** START The records **

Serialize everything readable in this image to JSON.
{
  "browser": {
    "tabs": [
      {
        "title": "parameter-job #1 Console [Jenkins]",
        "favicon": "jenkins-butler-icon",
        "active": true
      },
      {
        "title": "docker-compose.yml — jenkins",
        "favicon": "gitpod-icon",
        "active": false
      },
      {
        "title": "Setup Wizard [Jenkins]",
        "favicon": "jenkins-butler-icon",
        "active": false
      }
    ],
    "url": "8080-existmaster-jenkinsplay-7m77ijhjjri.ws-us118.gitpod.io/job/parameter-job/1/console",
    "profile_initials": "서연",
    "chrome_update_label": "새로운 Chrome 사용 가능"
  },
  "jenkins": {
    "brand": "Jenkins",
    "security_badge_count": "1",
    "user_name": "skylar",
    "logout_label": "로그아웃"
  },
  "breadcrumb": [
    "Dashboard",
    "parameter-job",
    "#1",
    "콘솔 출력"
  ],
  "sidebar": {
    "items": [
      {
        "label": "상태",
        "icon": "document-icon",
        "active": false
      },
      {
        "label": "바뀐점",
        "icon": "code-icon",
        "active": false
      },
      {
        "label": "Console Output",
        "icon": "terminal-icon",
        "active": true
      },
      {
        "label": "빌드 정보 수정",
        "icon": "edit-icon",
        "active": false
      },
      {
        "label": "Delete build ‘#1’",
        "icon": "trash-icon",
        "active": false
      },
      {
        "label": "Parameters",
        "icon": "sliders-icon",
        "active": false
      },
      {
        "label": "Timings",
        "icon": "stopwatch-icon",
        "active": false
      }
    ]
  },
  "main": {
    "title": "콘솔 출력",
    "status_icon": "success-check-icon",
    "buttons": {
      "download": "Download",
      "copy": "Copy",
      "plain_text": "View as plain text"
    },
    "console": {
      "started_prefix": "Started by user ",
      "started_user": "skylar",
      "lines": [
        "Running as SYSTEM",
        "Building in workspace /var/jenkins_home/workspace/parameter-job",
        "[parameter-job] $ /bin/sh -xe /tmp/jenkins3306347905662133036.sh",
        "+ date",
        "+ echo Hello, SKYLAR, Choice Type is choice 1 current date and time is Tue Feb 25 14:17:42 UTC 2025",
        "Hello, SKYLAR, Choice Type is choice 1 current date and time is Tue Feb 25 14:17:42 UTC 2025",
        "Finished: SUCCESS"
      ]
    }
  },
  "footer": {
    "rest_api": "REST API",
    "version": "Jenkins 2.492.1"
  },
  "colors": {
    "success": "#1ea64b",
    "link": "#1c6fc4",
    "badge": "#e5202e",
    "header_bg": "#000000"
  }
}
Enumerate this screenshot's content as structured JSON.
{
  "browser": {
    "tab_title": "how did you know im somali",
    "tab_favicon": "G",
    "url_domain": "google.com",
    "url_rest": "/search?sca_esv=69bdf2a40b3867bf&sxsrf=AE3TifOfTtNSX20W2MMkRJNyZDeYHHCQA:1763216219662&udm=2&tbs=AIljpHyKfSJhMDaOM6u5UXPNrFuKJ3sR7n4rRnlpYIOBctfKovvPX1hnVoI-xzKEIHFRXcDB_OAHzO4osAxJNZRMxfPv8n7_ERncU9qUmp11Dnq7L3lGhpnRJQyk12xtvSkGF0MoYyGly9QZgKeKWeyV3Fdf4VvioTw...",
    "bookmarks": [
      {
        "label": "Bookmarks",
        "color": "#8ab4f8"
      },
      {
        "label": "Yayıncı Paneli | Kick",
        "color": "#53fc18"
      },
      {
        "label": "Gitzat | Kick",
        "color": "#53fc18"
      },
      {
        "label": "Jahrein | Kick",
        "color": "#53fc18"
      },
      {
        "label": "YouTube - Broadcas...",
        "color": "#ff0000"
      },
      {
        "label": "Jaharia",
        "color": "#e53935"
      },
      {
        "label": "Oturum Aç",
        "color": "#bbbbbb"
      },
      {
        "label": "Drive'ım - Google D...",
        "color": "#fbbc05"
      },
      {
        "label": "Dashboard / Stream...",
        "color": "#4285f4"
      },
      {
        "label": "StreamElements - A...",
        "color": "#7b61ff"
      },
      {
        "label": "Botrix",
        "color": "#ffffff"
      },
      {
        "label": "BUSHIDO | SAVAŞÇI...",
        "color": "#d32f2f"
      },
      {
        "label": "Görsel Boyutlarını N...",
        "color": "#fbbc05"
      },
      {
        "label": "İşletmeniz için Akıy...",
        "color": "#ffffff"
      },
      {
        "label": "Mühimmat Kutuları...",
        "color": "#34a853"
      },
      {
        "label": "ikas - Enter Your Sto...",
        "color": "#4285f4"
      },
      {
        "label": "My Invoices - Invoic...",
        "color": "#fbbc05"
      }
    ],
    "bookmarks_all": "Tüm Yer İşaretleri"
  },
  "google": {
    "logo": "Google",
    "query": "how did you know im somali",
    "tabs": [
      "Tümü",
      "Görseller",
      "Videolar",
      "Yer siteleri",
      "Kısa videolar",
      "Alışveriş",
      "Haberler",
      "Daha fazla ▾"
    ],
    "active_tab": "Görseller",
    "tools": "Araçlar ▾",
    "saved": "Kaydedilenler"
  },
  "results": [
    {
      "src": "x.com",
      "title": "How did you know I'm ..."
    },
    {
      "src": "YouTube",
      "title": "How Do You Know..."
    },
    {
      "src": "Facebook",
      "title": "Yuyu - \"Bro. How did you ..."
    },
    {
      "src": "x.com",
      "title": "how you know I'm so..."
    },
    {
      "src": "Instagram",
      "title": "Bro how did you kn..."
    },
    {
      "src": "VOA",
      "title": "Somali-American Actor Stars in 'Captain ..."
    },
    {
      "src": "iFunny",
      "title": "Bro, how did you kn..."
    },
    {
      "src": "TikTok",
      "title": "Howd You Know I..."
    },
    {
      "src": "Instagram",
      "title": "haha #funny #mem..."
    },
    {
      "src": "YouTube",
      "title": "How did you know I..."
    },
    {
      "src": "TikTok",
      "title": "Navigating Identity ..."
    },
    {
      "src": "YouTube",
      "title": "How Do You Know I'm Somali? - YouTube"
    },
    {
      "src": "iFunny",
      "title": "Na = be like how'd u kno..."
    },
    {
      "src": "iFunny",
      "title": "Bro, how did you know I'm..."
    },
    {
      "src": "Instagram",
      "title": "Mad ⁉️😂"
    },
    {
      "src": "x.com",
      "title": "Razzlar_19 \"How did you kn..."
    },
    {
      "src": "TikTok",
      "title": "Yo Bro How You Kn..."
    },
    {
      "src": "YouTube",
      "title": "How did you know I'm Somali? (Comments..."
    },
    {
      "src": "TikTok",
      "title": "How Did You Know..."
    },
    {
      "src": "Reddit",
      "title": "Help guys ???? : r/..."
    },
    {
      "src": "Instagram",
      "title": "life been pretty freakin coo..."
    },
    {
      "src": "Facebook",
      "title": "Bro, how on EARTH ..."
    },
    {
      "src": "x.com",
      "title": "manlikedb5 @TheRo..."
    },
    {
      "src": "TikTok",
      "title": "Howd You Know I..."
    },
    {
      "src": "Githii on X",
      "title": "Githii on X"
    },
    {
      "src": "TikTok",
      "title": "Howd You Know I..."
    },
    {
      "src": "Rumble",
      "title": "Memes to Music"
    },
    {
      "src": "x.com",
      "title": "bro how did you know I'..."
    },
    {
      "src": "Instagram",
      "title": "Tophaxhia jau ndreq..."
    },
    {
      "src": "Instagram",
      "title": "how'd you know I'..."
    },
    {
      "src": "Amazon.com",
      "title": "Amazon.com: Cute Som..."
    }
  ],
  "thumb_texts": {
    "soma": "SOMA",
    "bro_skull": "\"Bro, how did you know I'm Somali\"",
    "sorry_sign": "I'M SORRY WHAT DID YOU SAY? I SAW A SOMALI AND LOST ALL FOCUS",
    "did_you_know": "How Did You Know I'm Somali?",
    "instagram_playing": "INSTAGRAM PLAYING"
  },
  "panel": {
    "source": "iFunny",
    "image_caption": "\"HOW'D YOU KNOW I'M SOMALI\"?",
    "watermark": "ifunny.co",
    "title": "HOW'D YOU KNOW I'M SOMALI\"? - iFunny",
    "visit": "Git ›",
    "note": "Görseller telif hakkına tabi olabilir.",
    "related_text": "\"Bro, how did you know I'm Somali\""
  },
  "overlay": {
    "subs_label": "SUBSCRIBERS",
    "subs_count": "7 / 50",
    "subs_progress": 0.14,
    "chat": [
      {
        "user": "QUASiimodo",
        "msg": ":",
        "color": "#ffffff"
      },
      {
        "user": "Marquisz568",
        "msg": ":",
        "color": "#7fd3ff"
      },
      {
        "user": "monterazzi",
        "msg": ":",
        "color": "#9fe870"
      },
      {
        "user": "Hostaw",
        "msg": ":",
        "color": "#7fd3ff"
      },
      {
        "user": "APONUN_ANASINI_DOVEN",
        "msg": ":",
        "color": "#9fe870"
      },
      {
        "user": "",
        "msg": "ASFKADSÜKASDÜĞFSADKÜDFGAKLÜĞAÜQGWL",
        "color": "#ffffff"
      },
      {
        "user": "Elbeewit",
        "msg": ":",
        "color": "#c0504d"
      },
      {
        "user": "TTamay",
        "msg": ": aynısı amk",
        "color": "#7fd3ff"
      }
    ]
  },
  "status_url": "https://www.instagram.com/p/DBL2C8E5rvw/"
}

** END The records **

Task statement: Only lines with "current" are wanted here; list each of them.

Output:
        "+ echo Hello, SKYLAR, Choice Type is choice 1 current date and time is Tue Feb 25 14:17:42 UTC 2025",
        "Hello, SKYLAR, Choice Type is choice 1 current date and time is Tue Feb 25 14:17:42 UTC 2025",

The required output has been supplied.